─── AVAILABLE DATA ───

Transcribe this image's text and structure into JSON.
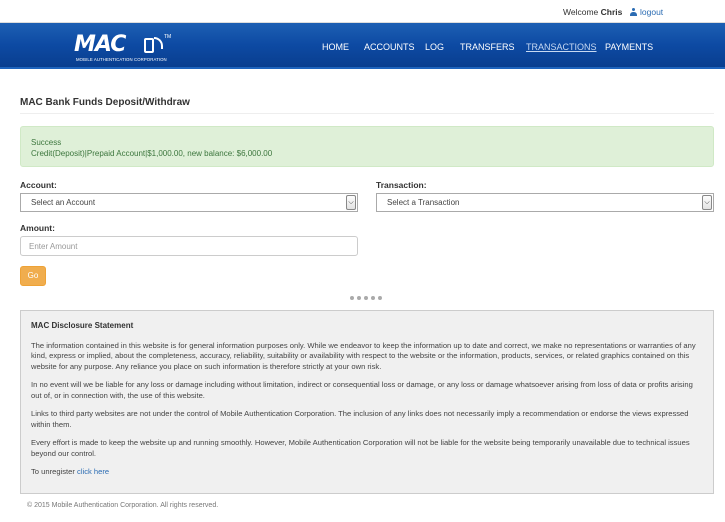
{
  "topbar": {
    "welcome_prefix": "Welcome",
    "user_name": "Chris",
    "logout_label": "logout"
  },
  "brand": {
    "logo_text": "MAC",
    "tagline": "MOBILE AUTHENTICATION CORPORATION",
    "tm": "TM"
  },
  "nav": {
    "items": [
      {
        "label": "HOME"
      },
      {
        "label": "ACCOUNTS"
      },
      {
        "label": "LOG"
      },
      {
        "label": "TRANSFERS"
      },
      {
        "label": "TRANSACTIONS"
      },
      {
        "label": "PAYMENTS"
      }
    ],
    "active": "TRANSACTIONS"
  },
  "page": {
    "title": "MAC Bank Funds Deposit/Withdraw"
  },
  "alert": {
    "heading": "Success",
    "message": "Credit(Deposit)|Prepaid Account|$1,000.00, new balance: $6,000.00"
  },
  "form": {
    "account_label": "Account:",
    "account_selected": "Select an Account",
    "transaction_label": "Transaction:",
    "transaction_selected": "Select a Transaction",
    "amount_label": "Amount:",
    "amount_placeholder": "Enter Amount",
    "amount_value": "",
    "go_label": "Go"
  },
  "disclosure": {
    "title": "MAC Disclosure Statement",
    "paragraphs": [
      "The information contained in this website is for general information purposes only. While we endeavor to keep the information up to date and correct, we make no representations or warranties of any kind, express or implied, about the completeness, accuracy, reliability, suitability or availability with respect to the website or the information, products, services, or related graphics contained on this website for any purpose. Any reliance you place on such information is therefore strictly at your own risk.",
      "In no event will we be liable for any loss or damage including without limitation, indirect or consequential loss or damage, or any loss or damage whatsoever arising from loss of data or profits arising out of, or in connection with, the use of this website.",
      "Links to third party websites are not under the control of Mobile Authentication Corporation. The inclusion of any links does not necessarily imply a recommendation or endorse the views expressed within them.",
      "Every effort is made to keep the website up and running smoothly. However, Mobile Authentication Corporation will not be liable for the website being temporarily unavailable due to technical issues beyond our control."
    ],
    "unregister_prefix": "To unregister",
    "unregister_link": "click here"
  },
  "footer": {
    "copyright": "© 2015 Mobile Authentication Corporation. All rights reserved."
  }
}
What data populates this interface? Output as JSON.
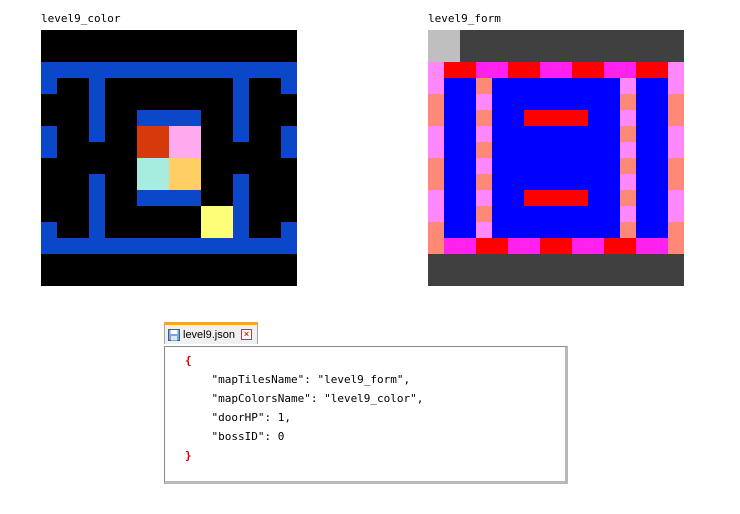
{
  "panels": {
    "color_map": {
      "label": "level9_color"
    },
    "form_map": {
      "label": "level9_form"
    }
  },
  "colors": {
    "black": "#000000",
    "royal_blue": "#0d47c9",
    "pure_blue": "#0000ff",
    "rust": "#d63a0a",
    "light_pink": "#ffaaee",
    "aqua": "#a6ecdf",
    "gold": "#ffcf66",
    "yellow": "#ffff77",
    "dark_gray": "#404040",
    "light_gray": "#bfbfbf",
    "red": "#ff0000",
    "magenta": "#ff22ee",
    "salmon": "#ff8877",
    "pink": "#ff88ff"
  },
  "editor": {
    "tab_label": "level9.json",
    "lines": [
      {
        "text": "{",
        "brace": true
      },
      {
        "text": "    \"mapTilesName\": \"level9_form\",",
        "brace": false
      },
      {
        "text": "    \"mapColorsName\": \"level9_color\",",
        "brace": false
      },
      {
        "text": "    \"doorHP\": 1,",
        "brace": false
      },
      {
        "text": "    \"bossID\": 0",
        "brace": false
      },
      {
        "text": "}",
        "brace": true
      }
    ]
  }
}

───

• [DIRECTIONS] Find every line in the records that contains the word "control"; copy those lines.

• [OUTPUT BELOW]
      "Links to third party websites are not under the control of Mobile Authentication Corporation. The inclusion of any links does not necessarily imply a recommendation or endorse the views expressed within them.",
      "Every effort is made to keep the website up and running smoothly. However, Mobile Authentication Corporation will not be liable for the website being temporarily unavailable due to technical issues beyond our control."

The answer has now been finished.